§ Written problem: Return each entry exactly, with none missing.

(Stored records)

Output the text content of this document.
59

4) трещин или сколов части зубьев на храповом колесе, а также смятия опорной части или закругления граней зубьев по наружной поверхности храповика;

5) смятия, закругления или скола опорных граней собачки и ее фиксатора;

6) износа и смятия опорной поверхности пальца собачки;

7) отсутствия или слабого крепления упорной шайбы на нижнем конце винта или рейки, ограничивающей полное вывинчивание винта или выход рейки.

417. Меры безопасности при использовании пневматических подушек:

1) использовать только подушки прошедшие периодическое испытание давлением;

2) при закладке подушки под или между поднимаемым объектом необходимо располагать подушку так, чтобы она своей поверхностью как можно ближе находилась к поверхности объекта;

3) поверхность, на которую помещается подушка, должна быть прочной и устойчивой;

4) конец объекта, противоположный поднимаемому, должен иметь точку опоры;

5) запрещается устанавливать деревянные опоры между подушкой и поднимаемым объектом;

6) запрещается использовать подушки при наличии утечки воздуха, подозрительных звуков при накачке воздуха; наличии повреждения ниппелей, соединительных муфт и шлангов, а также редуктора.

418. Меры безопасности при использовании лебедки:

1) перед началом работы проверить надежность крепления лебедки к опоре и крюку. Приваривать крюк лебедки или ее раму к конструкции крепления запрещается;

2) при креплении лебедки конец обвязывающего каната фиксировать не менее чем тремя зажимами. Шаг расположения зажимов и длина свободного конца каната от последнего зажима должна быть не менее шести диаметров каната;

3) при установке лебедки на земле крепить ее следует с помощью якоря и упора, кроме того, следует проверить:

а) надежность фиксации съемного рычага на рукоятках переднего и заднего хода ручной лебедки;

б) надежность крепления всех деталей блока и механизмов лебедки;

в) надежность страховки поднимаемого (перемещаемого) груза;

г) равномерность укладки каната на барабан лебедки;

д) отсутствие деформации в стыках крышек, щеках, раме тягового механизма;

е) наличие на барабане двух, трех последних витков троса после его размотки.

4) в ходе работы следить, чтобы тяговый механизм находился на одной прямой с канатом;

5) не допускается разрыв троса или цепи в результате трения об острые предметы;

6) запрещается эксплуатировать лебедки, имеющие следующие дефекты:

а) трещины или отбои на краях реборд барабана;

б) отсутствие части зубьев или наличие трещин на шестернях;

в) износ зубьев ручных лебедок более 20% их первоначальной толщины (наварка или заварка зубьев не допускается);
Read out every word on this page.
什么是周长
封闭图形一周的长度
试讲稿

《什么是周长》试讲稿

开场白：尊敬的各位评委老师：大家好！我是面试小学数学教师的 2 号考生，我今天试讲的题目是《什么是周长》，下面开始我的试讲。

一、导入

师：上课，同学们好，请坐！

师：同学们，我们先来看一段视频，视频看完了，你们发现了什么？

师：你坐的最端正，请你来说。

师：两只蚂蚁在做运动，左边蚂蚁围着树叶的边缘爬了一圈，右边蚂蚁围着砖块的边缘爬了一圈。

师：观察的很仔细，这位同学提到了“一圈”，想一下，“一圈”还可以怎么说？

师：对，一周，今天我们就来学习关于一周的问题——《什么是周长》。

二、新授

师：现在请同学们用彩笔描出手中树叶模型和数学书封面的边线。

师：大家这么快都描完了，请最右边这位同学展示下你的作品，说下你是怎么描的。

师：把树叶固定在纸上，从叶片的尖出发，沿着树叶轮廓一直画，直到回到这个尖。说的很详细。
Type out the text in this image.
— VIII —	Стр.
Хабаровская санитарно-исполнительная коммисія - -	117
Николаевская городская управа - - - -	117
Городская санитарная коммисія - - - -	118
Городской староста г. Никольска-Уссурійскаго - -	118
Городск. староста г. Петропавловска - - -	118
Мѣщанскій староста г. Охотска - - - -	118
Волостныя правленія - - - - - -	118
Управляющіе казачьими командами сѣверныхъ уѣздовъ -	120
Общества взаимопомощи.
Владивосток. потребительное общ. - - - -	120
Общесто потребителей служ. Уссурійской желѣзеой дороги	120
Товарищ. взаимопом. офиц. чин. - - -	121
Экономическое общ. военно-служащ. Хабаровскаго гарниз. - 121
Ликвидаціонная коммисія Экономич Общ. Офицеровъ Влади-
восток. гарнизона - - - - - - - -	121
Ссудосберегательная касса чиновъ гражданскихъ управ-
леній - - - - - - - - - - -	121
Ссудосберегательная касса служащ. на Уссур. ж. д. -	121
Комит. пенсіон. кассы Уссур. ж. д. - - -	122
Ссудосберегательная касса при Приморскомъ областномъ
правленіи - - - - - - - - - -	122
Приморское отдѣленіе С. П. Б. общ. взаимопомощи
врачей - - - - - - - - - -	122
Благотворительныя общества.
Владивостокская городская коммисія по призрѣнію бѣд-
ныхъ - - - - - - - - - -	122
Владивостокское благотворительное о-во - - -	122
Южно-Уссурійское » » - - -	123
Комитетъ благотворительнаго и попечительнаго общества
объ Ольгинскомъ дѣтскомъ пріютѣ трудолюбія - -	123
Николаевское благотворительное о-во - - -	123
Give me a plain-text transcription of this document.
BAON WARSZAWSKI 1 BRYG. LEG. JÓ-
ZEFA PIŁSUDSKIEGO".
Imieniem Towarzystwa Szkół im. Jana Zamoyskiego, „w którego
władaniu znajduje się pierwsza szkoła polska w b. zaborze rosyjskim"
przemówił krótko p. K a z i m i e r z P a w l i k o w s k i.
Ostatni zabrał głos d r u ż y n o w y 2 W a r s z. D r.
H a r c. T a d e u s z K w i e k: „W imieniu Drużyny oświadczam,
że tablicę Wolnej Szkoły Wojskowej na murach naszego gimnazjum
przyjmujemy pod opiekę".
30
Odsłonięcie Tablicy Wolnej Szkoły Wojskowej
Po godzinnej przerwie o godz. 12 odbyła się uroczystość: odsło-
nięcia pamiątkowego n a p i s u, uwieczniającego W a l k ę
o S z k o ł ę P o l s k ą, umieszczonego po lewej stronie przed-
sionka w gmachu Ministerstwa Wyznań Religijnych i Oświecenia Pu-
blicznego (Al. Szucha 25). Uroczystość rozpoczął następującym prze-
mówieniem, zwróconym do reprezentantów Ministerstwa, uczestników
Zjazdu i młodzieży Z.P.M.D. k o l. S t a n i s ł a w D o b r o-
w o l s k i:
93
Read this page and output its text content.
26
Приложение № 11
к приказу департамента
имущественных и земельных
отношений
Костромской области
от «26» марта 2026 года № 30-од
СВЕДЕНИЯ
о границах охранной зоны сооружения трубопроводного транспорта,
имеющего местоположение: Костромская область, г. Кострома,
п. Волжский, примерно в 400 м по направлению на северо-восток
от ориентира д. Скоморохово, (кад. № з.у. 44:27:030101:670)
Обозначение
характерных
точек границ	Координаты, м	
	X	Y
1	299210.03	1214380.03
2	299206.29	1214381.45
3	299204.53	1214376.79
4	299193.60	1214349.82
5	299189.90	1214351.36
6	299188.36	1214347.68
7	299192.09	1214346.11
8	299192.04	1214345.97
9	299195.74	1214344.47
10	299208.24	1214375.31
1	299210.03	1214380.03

§ Result of the exercise:
Output the text content of this document.
59

4) трещин или сколов части зубьев на храповом колесе, а также смятия опорной части или закругления граней зубьев по наружной поверхности храповика;

5) смятия, закругления или скола опорных граней собачки и ее фиксатора;

6) износа и смятия опорной поверхности пальца собачки;

7) отсутствия или слабого крепления упорной шайбы на нижнем конце винта или рейки, ограничивающей полное вывинчивание винта или выход рейки.

417. Меры безопасности при использовании пневматических подушек:

1) использовать только подушки прошедшие периодическое испытание давлением;

2) при закладке подушки под или между поднимаемым объектом необходимо располагать подушку так, чтобы она своей поверхностью как можно ближе находилась к поверхности объекта;

3) поверхность, на которую помещается подушка, должна быть прочной и устойчивой;

4) конец объекта, противоположный поднимаемому, должен иметь точку опоры;

5) запрещается устанавливать деревянные опоры между подушкой и поднимаемым объектом;

6) запрещается использовать подушки при наличии утечки воздуха, подозрительных звуков при накачке воздуха; наличии повреждения ниппелей, соединительных муфт и шлангов, а также редуктора.

418. Меры безопасности при использовании лебедки:

1) перед началом работы проверить надежность крепления лебедки к опоре и крюку. Приваривать крюк лебедки или ее раму к конструкции крепления запрещается;

2) при креплении лебедки конец обвязывающего каната фиксировать не менее чем тремя зажимами. Шаг расположения зажимов и длина свободного конца каната от последнего зажима должна быть не менее шести диаметров каната;

3) при установке лебедки на земле крепить ее следует с помощью якоря и упора, кроме того, следует проверить:

а) надежность фиксации съемного рычага на рукоятках переднего и заднего хода ручной лебедки;

б) надежность крепления всех деталей блока и механизмов лебедки;

в) надежность страховки поднимаемого (перемещаемого) груза;

г) равномерность укладки каната на барабан лебедки;

д) отсутствие деформации в стыках крышек, щеках, раме тягового механизма;

е) наличие на барабане двух, трех последних витков троса после его размотки.

4) в ходе работы следить, чтобы тяговый механизм находился на одной прямой с канатом;

5) не допускается разрыв троса или цепи в результате трения об острые предметы;

6) запрещается эксплуатировать лебедки, имеющие следующие дефекты:

а) трещины или отбои на краях реборд барабана;

б) отсутствие части зубьев или наличие трещин на шестернях;

в) износ зубьев ручных лебедок более 20% их первоначальной толщины (наварка или заварка зубьев не допускается);
Read out every word on this page.
什么是周长
封闭图形一周的长度
试讲稿

《什么是周长》试讲稿

开场白：尊敬的各位评委老师：大家好！我是面试小学数学教师的 2 号考生，我今天试讲的题目是《什么是周长》，下面开始我的试讲。

一、导入

师：上课，同学们好，请坐！

师：同学们，我们先来看一段视频，视频看完了，你们发现了什么？

师：你坐的最端正，请你来说。

师：两只蚂蚁在做运动，左边蚂蚁围着树叶的边缘爬了一圈，右边蚂蚁围着砖块的边缘爬了一圈。

师：观察的很仔细，这位同学提到了“一圈”，想一下，“一圈”还可以怎么说？

师：对，一周，今天我们就来学习关于一周的问题——《什么是周长》。

二、新授

师：现在请同学们用彩笔描出手中树叶模型和数学书封面的边线。

师：大家这么快都描完了，请最右边这位同学展示下你的作品，说下你是怎么描的。

师：把树叶固定在纸上，从叶片的尖出发，沿着树叶轮廓一直画，直到回到这个尖。说的很详细。
Type out the text in this image.
— VIII —	Стр.
Хабаровская санитарно-исполнительная коммисія - -	117
Николаевская городская управа - - - -	117
Городская санитарная коммисія - - - -	118
Городской староста г. Никольска-Уссурійскаго - -	118
Городск. староста г. Петропавловска - - -	118
Мѣщанскій староста г. Охотска - - - -	118
Волостныя правленія - - - - - -	118
Управляющіе казачьими командами сѣверныхъ уѣздовъ -	120
Общества взаимопомощи.
Владивосток. потребительное общ. - - - -	120
Общесто потребителей служ. Уссурійской желѣзеой дороги	120
Товарищ. взаимопом. офиц. чин. - - -	121
Экономическое общ. военно-служащ. Хабаровскаго гарниз. - 121
Ликвидаціонная коммисія Экономич Общ. Офицеровъ Влади-
восток. гарнизона - - - - - - - -	121
Ссудосберегательная касса чиновъ гражданскихъ управ-
леній - - - - - - - - - - -	121
Ссудосберегательная касса служащ. на Уссур. ж. д. -	121
Комит. пенсіон. кассы Уссур. ж. д. - - -	122
Ссудосберегательная касса при Приморскомъ областномъ
правленіи - - - - - - - - - -	122
Приморское отдѣленіе С. П. Б. общ. взаимопомощи
врачей - - - - - - - - - -	122
Благотворительныя общества.
Владивостокская городская коммисія по призрѣнію бѣд-
ныхъ - - - - - - - - - -	122
Владивостокское благотворительное о-во - - -	122
Южно-Уссурійское » » - - -	123
Комитетъ благотворительнаго и попечительнаго общества
объ Ольгинскомъ дѣтскомъ пріютѣ трудолюбія - -	123
Николаевское благотворительное о-во - - -	123
Give me a plain-text transcription of this document.
BAON WARSZAWSKI 1 BRYG. LEG. JÓ-
ZEFA PIŁSUDSKIEGO".
Imieniem Towarzystwa Szkół im. Jana Zamoyskiego, „w którego
władaniu znajduje się pierwsza szkoła polska w b. zaborze rosyjskim"
przemówił krótko p. K a z i m i e r z P a w l i k o w s k i.
Ostatni zabrał głos d r u ż y n o w y 2 W a r s z. D r.
H a r c. T a d e u s z K w i e k: „W imieniu Drużyny oświadczam,
że tablicę Wolnej Szkoły Wojskowej na murach naszego gimnazjum
przyjmujemy pod opiekę".
30
Odsłonięcie Tablicy Wolnej Szkoły Wojskowej
Po godzinnej przerwie o godz. 12 odbyła się uroczystość: odsło-
nięcia pamiątkowego n a p i s u, uwieczniającego W a l k ę
o S z k o ł ę P o l s k ą, umieszczonego po lewej stronie przed-
sionka w gmachu Ministerstwa Wyznań Religijnych i Oświecenia Pu-
blicznego (Al. Szucha 25). Uroczystość rozpoczął następującym prze-
mówieniem, zwróconym do reprezentantów Ministerstwa, uczestników
Zjazdu i młodzieży Z.P.M.D. k o l. S t a n i s ł a w D o b r o-
w o l s k i:
93
Read this page and output its text content.
26
Приложение № 11
к приказу департамента
имущественных и земельных
отношений
Костромской области
от «26» марта 2026 года № 30-од
СВЕДЕНИЯ
о границах охранной зоны сооружения трубопроводного транспорта,
имеющего местоположение: Костромская область, г. Кострома,
п. Волжский, примерно в 400 м по направлению на северо-восток
от ориентира д. Скоморохово, (кад. № з.у. 44:27:030101:670)
Обозначение
характерных
точек границ	Координаты, м	
	X	Y
1	299210.03	1214380.03
2	299206.29	1214381.45
3	299204.53	1214376.79
4	299193.60	1214349.82
5	299189.90	1214351.36
6	299188.36	1214347.68
7	299192.09	1214346.11
8	299192.04	1214345.97
9	299195.74	1214344.47
10	299208.24	1214375.31
1	299210.03	1214380.03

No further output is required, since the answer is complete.